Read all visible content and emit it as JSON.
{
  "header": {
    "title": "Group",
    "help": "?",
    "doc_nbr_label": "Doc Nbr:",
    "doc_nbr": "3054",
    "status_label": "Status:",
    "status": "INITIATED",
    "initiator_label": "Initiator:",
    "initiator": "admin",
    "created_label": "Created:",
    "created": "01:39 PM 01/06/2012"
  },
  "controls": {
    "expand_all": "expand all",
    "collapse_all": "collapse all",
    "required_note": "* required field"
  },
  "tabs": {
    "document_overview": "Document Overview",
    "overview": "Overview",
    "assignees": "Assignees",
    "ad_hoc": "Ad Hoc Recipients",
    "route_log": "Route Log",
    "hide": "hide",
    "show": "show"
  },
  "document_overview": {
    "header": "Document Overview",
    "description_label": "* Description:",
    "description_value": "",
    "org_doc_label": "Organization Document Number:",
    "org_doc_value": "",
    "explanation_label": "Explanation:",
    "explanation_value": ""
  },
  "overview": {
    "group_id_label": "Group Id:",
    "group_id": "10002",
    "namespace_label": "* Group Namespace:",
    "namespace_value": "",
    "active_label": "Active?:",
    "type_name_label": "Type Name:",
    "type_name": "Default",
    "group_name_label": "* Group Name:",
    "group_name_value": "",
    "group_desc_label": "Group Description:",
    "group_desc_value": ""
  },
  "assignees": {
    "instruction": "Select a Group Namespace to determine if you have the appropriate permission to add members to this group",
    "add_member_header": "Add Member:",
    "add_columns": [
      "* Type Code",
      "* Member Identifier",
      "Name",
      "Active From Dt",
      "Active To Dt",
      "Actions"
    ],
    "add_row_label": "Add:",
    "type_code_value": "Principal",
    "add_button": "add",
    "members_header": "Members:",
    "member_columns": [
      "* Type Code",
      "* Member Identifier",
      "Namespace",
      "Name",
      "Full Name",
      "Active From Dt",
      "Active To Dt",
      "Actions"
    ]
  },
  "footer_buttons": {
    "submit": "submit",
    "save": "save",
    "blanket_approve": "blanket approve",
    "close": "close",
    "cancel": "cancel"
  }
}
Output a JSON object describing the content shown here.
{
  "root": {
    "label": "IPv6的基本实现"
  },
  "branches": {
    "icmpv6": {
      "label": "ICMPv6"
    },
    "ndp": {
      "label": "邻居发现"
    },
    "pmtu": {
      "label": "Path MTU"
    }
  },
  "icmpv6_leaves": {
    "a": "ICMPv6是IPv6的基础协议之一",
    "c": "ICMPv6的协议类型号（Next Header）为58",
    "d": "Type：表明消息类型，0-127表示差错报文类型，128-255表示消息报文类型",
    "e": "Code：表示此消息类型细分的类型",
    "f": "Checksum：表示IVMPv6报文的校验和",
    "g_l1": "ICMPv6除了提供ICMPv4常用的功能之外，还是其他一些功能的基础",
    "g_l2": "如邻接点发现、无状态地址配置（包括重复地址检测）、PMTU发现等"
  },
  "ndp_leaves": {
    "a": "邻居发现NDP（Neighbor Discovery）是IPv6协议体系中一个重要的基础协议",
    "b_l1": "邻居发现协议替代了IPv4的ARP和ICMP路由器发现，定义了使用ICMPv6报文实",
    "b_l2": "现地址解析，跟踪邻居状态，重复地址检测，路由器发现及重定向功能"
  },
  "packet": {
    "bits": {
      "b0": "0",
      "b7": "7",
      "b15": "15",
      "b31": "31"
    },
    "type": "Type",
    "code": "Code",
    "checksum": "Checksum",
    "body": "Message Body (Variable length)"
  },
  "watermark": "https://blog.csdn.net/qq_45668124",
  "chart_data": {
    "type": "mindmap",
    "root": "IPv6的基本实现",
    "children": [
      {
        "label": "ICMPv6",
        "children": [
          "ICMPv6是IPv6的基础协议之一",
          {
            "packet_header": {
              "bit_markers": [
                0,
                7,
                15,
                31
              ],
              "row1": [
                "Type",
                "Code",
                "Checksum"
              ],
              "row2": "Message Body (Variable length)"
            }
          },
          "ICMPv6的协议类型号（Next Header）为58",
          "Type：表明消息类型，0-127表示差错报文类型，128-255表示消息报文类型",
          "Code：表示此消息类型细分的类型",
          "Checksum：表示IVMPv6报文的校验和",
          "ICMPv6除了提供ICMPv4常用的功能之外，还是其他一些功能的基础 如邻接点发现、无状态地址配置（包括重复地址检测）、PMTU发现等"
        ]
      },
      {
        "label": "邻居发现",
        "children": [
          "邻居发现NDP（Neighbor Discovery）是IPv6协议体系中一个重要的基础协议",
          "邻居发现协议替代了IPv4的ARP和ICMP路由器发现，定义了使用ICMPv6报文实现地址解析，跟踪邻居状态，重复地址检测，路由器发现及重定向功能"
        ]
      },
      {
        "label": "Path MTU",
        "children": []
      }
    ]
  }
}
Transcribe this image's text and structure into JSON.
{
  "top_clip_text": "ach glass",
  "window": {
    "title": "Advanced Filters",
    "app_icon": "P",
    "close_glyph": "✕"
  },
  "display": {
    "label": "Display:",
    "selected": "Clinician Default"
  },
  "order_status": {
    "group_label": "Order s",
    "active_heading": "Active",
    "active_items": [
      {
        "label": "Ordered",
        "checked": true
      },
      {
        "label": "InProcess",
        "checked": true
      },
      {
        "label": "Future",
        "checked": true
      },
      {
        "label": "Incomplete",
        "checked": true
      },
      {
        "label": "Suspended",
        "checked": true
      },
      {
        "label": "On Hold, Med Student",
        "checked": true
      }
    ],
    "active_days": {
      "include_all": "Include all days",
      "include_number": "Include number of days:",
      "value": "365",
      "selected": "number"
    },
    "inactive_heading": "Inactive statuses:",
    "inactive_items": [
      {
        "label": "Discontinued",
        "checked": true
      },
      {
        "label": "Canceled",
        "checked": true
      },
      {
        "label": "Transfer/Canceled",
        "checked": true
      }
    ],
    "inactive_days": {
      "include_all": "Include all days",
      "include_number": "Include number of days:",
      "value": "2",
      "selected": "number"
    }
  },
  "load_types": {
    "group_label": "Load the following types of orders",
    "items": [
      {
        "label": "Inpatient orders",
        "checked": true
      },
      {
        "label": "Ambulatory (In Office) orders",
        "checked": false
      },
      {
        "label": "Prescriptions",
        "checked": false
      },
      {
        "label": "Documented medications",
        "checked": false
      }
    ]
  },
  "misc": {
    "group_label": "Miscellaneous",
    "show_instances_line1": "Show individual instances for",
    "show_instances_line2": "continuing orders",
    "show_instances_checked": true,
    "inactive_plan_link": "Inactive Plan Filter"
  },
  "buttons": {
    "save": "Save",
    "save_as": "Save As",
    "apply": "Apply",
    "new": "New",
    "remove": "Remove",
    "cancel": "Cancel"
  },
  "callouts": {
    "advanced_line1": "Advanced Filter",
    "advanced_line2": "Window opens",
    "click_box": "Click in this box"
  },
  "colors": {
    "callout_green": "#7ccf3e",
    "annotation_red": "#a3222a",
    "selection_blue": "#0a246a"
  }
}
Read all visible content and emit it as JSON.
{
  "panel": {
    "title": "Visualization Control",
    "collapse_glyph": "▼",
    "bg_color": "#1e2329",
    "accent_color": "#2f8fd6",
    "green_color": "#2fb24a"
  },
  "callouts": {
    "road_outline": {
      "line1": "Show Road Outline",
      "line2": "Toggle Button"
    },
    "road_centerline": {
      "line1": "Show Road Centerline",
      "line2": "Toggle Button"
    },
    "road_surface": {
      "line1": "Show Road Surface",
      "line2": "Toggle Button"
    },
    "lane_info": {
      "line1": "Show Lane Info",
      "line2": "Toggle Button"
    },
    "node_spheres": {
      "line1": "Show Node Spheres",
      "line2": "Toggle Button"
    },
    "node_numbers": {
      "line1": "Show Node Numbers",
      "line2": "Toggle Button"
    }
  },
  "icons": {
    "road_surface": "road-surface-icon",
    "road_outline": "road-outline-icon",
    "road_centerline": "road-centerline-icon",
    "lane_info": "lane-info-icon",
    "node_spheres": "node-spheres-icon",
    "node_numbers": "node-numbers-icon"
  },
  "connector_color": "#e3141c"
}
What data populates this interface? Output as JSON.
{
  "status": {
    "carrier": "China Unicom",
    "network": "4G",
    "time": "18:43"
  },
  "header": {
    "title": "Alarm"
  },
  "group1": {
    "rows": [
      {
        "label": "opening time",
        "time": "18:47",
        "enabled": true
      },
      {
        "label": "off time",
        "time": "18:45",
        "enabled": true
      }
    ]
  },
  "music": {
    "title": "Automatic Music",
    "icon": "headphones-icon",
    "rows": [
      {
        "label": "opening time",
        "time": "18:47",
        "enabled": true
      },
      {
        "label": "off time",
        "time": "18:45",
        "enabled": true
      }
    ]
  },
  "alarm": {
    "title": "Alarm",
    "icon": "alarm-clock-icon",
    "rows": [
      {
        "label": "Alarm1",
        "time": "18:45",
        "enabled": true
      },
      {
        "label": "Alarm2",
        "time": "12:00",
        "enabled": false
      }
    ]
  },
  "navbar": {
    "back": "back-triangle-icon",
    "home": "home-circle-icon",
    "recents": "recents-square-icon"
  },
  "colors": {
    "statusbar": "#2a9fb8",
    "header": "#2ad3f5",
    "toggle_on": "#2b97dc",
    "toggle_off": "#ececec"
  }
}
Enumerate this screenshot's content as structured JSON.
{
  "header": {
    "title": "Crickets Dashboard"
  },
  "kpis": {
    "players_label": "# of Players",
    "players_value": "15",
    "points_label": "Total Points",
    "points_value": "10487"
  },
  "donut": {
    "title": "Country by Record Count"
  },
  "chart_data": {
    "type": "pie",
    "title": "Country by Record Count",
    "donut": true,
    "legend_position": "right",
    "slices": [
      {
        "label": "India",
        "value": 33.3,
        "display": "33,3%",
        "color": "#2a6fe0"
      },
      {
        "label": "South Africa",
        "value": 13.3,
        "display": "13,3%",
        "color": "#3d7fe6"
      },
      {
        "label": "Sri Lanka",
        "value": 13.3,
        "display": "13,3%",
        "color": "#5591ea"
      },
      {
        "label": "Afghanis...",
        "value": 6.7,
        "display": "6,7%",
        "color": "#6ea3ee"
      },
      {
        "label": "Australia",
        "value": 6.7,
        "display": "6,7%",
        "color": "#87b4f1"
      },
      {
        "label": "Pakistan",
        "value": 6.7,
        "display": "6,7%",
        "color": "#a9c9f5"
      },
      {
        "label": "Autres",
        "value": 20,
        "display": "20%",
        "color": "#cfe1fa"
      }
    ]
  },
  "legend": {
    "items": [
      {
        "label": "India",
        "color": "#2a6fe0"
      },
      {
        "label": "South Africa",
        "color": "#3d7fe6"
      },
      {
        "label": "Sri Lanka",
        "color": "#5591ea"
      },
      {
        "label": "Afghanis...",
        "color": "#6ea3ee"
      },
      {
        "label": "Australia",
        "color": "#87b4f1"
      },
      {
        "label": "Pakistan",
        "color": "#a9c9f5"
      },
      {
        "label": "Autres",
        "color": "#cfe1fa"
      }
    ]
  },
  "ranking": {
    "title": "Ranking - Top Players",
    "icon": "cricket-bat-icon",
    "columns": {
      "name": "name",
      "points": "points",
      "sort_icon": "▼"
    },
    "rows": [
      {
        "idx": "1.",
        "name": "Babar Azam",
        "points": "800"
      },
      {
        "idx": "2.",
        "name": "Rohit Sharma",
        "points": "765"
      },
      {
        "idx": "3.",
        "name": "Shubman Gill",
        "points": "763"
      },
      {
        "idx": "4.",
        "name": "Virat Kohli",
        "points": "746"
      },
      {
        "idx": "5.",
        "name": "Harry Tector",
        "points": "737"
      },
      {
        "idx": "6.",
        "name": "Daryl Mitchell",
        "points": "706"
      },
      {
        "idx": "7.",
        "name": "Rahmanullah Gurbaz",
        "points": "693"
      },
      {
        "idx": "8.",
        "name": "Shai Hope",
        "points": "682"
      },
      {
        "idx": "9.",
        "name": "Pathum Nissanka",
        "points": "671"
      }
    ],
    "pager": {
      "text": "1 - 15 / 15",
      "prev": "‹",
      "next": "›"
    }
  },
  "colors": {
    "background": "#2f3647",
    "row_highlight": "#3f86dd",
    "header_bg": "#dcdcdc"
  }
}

---

• _GOAL_
Copy every line of the material in which the word "children" occurs.

• _THE REPLY_
    "children": [
        "children": [
        "children": [
        "children": []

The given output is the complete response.